Rapa Iti es un topónimo que suena exótico. Tan pronto como supe de él, ya vi su nombre escrito en libros de navegantes. Lejano y luminoso. Una isla de piratas y galeones, sacada de uno de esos relatos de Stevenson, donde las playas son paseos infinitos orlados por rascacielos de palmeras y los hombres beben ron antes de abordar a cuchillo, naves repletas de tesoros.
Ahora que estoy aquí, he cambiado de opinión. Es mucho más verde de lo que pensaba, pero no tiene playas doradas ni palmeras. Los galeones, son en realidad media docena de veleros pequeños amarrados a un espigón de troncos, los piratas son unos pocos maoríes abducidos por la modernidad o multiétnicos tipos de ciudad, vestidos con Adidas y vaqueros de marca, y todo lo que no pertenece a la estricta inmensidad del océano, es un volcán viejo, vencido por la erosión y dos miniaturas de metrópoli del futuro, que se miran a los ojos por encima de una lengua de mar.

▶ _LISTADO A PROCESAR_
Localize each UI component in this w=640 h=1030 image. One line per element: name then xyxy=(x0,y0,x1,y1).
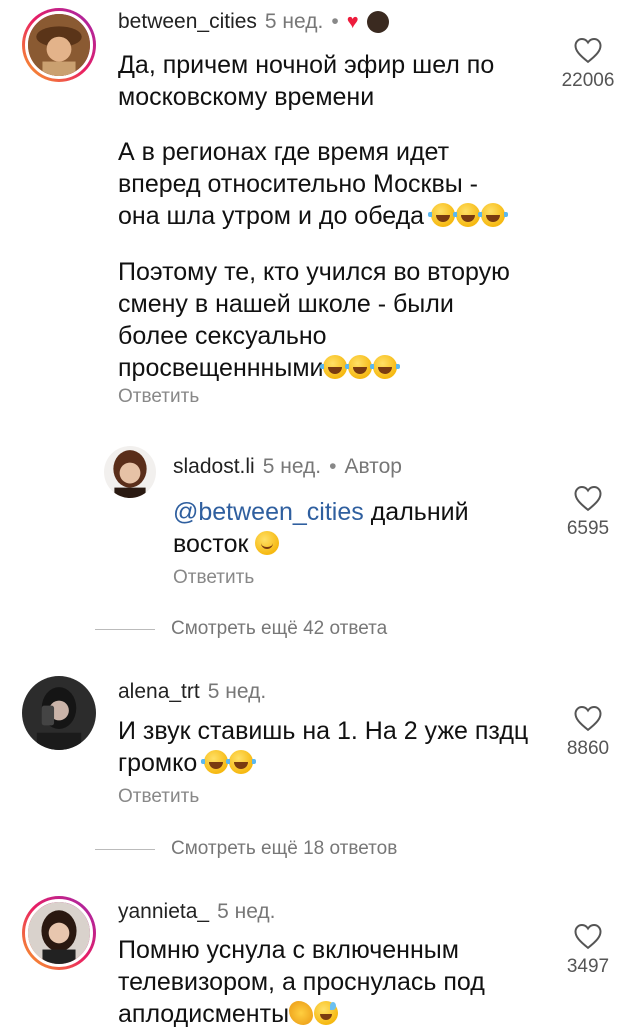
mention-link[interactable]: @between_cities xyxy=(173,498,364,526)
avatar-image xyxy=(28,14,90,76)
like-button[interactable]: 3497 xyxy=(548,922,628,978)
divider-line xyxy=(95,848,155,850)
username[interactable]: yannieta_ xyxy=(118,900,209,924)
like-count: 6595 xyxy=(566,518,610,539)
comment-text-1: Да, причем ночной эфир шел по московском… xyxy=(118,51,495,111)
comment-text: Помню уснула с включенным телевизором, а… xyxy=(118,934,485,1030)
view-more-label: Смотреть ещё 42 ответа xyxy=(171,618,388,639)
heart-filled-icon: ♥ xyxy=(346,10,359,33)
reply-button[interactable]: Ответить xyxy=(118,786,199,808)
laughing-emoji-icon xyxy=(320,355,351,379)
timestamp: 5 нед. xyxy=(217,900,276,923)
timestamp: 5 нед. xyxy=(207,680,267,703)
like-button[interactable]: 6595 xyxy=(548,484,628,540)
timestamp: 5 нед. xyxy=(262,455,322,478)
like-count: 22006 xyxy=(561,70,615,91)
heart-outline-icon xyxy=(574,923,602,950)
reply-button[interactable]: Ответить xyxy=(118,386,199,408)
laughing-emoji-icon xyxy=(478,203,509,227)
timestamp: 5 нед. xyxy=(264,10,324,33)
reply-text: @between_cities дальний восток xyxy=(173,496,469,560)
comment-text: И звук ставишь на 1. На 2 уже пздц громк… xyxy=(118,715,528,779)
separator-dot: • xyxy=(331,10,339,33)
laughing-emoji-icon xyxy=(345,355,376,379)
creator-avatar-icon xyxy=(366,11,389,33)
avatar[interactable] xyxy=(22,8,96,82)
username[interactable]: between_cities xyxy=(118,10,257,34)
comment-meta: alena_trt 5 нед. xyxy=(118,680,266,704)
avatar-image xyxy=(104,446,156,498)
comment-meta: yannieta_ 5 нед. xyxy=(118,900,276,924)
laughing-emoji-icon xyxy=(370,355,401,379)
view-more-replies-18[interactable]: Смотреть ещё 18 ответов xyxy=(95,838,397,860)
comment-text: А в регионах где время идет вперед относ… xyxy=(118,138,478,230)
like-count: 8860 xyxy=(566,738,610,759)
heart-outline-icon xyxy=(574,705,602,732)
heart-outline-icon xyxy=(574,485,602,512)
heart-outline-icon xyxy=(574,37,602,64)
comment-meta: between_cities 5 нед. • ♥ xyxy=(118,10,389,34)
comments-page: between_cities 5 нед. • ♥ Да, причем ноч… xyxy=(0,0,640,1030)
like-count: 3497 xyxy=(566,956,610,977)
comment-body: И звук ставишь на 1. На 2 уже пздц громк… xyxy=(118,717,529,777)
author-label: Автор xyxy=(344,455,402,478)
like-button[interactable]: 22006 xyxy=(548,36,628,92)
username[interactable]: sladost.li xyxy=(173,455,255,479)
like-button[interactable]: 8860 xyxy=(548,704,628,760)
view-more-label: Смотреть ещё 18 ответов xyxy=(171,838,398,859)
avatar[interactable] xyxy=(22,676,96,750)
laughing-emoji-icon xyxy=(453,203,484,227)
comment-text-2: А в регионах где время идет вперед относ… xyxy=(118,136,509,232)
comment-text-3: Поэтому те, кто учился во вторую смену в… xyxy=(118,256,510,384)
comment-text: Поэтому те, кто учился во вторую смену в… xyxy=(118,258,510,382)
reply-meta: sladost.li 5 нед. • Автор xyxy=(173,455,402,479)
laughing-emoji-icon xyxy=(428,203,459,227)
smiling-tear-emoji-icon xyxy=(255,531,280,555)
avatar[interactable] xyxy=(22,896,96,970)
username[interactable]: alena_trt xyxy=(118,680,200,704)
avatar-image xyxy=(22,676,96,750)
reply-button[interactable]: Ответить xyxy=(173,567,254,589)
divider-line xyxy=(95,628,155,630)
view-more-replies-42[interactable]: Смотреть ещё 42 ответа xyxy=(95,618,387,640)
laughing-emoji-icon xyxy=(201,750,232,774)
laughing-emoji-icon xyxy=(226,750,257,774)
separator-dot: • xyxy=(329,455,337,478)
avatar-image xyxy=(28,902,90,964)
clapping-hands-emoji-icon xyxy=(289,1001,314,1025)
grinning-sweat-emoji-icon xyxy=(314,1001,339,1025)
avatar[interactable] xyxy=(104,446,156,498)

--

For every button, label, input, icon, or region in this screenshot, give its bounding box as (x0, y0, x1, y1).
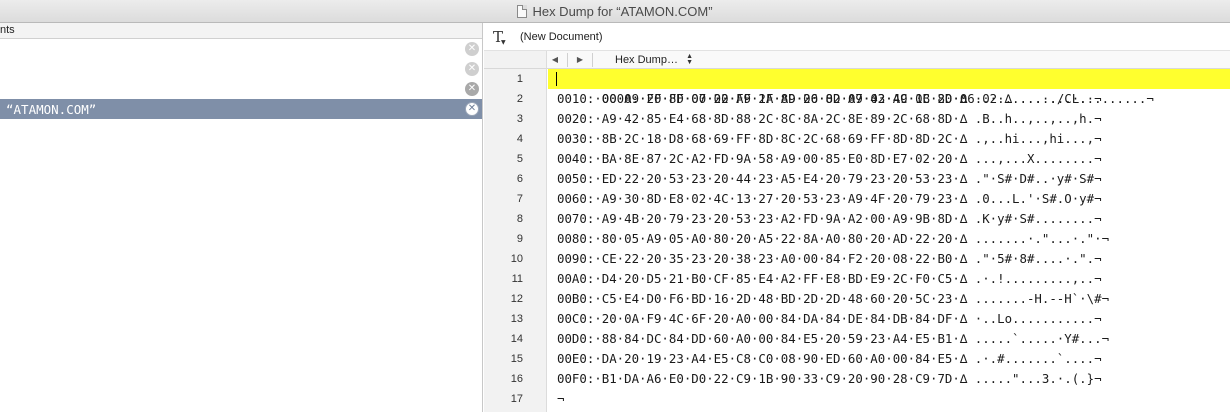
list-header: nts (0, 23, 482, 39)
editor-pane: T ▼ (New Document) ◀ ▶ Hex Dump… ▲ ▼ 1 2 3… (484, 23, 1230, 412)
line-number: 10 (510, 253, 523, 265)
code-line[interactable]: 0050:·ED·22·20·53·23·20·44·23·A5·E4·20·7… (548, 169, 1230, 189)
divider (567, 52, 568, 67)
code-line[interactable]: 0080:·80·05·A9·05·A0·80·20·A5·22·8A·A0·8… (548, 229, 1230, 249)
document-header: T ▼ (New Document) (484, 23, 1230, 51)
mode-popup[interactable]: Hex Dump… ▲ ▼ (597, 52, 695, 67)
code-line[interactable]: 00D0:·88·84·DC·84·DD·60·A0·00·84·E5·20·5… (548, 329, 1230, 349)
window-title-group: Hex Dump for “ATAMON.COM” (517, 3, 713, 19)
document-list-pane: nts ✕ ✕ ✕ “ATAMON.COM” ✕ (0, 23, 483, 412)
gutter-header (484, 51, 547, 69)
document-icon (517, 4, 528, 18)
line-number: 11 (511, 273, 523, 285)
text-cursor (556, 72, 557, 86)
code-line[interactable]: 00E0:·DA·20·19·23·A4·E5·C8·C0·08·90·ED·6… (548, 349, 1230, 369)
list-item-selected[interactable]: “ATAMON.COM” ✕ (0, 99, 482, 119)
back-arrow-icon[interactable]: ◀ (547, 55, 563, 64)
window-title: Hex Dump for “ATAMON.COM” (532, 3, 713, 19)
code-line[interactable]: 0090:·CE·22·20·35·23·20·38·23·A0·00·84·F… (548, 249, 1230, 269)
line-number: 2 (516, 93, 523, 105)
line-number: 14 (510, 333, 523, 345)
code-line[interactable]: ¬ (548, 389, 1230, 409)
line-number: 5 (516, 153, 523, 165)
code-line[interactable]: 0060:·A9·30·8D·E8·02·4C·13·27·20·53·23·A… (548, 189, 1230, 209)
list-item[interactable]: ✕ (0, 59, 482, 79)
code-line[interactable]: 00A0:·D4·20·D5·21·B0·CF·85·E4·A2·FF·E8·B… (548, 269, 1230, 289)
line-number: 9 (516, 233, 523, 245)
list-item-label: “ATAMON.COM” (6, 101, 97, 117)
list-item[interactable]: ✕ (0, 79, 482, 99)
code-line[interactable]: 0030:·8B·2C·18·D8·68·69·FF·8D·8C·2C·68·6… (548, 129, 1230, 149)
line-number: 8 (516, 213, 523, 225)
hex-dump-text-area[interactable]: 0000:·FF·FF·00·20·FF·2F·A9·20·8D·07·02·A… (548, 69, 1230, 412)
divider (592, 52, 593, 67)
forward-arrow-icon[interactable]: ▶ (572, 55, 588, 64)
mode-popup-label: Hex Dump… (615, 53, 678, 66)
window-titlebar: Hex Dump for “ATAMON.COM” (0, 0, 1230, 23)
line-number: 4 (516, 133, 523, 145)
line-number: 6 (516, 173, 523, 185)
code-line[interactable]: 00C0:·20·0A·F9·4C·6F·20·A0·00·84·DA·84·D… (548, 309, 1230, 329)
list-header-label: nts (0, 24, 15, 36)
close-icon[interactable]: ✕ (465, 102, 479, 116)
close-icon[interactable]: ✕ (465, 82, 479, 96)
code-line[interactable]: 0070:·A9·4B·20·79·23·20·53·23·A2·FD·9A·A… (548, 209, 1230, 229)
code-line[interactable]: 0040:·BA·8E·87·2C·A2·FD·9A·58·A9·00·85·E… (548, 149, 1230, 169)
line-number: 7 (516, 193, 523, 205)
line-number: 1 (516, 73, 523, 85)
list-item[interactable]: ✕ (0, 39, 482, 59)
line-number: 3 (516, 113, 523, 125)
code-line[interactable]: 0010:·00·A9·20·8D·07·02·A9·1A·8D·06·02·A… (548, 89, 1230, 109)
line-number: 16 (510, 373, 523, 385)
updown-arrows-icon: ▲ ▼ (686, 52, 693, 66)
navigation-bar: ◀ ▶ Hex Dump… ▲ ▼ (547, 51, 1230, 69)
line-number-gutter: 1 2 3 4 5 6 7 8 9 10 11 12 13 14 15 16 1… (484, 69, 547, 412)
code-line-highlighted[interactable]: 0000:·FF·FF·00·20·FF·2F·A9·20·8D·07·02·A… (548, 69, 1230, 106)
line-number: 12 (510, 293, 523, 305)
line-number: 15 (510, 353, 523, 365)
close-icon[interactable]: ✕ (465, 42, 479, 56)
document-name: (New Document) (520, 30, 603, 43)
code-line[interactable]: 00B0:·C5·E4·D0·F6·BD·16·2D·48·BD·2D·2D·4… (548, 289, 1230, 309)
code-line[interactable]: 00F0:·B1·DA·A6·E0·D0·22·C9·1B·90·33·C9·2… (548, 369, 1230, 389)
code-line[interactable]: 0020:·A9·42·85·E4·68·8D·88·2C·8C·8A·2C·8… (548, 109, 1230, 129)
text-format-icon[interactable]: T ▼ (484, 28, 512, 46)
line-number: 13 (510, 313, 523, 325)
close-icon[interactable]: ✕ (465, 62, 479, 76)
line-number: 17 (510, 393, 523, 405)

▶ _INSTRUCCIONES_
[1] Según el fragmento sobre Rapa Iti, di si cada afirmación es cierta o no, con las palabras exactas del texto que lo deciden: (a) La isla tiene playas doradas. (b) Los galeones son en realidad unos veleros pequeños. (c) La isla es menos verde de lo esperado.
[2] Formatea como lista JSON de cadenas, una por línea y sin las líneas en blanco, solo el tramo del listado que empieza con la línea que contiene "list-header: nts (0, 23, 482, 39)" y termina con la que contiene "249, 1230, 269)", ambas incluidas.

▶ _RESPUESTAS_
[1]
(a) No: "no tiene playas doradas ni palmeras".
(b) Sí: "son en realidad media docena de veleros pequeños amarrados a un espigón de troncos".
(c) No: "Es mucho más verde de lo que pensaba".

[2]
[
  "list-header: nts (0, 23, 482, 39)",
  "editor-pane: T ▼ (New Document) ◀ ▶ Hex Dump… ▲ ▼ 1 2 3… (484, 23, 1230, 412)",
  "line-number: 10 (510, 253, 523, 265)",
  "code-line[interactable]: 0050:·ED·22·20·53·23·20·44·23·A5·E4·20·7… (548, 169, 1230, 189)",
  "divider (567, 52, 568, 67)",
  "code-line[interactable]: 0080:·80·05·A9·05·A0·80·20·A5·22·8A·A0·8… (548, 229, 1230, 249)",
  "document-header: T ▼ (New Document) (484, 23, 1230, 51)",
  "mode-popup[interactable]: Hex Dump… ▲ ▼ (597, 52, 695, 67)",
  "code-line[interactable]: 00D0:·88·84·DC·84·DD·60·A0·00·84·E5·20·5… (548, 329, 1230, 349)",
  "window-title-group: Hex Dump for “ATAMON.COM” (517, 3, 713, 19)",
  "document-list-pane: nts ✕ ✕ ✕ “ATAMON.COM” ✕ (0, 23, 483, 412)",
  "gutter-header (484, 51, 547, 69)",
  "document-icon (517, 4, 528, 18)",
  "line-number: 11 (511, 273, 523, 285)",
  "text-cursor (556, 72, 557, 86)",
  "code-line[interactable]: 00E0:·DA·20·19·23·A4·E5·C8·C0·08·90·ED·6… (548, 349, 1230, 369)",
  "list-item-selected[interactable]: “ATAMON.COM” ✕ (0, 99, 482, 119)",
  "back-arrow-icon[interactable]: ◀ (547, 55, 563, 64)",
  "window-title: Hex Dump for “ATAMON.COM” (532, 3, 713, 19)",
  "code-line[interactable]: 0090:·CE·22·20·35·23·20·38·23·A0·00·84·F… (548, 249, 1230, 269)"
]